Copy out each line that has "places" in it.
— BEGIN —
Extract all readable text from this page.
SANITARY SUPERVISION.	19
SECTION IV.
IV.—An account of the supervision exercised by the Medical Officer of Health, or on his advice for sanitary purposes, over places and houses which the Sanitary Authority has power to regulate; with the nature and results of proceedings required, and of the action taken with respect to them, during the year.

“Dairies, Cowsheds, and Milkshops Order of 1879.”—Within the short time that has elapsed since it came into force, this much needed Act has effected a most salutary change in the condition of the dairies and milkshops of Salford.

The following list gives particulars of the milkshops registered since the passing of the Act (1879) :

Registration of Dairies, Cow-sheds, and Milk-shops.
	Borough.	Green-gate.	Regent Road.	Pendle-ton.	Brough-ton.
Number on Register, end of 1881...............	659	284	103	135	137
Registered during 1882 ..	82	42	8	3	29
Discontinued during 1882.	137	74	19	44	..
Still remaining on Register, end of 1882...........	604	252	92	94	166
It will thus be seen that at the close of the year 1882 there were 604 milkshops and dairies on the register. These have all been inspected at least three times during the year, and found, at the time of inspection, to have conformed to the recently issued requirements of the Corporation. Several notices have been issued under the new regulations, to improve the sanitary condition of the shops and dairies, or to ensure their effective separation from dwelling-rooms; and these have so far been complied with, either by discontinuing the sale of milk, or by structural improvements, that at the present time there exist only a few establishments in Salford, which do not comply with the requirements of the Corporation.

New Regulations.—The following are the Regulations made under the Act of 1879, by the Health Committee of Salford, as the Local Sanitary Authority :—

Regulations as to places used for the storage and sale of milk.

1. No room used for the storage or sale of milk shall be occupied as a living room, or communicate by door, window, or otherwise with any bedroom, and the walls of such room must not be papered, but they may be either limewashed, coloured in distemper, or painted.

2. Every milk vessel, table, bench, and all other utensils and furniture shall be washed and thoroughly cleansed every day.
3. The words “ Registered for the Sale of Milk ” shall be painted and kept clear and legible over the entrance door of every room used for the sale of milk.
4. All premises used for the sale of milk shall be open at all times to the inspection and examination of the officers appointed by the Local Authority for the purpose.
— END —
▸ Solution
IV.—An account of the supervision exercised by the Medical Officer of Health, or on his advice for sanitary purposes, over places and houses which the Sanitary Authority has power to regulate; with the nature and results of proceedings required, and of the action taken with respect to them, during the year.
Regulations as to places used for the storage and sale of milk.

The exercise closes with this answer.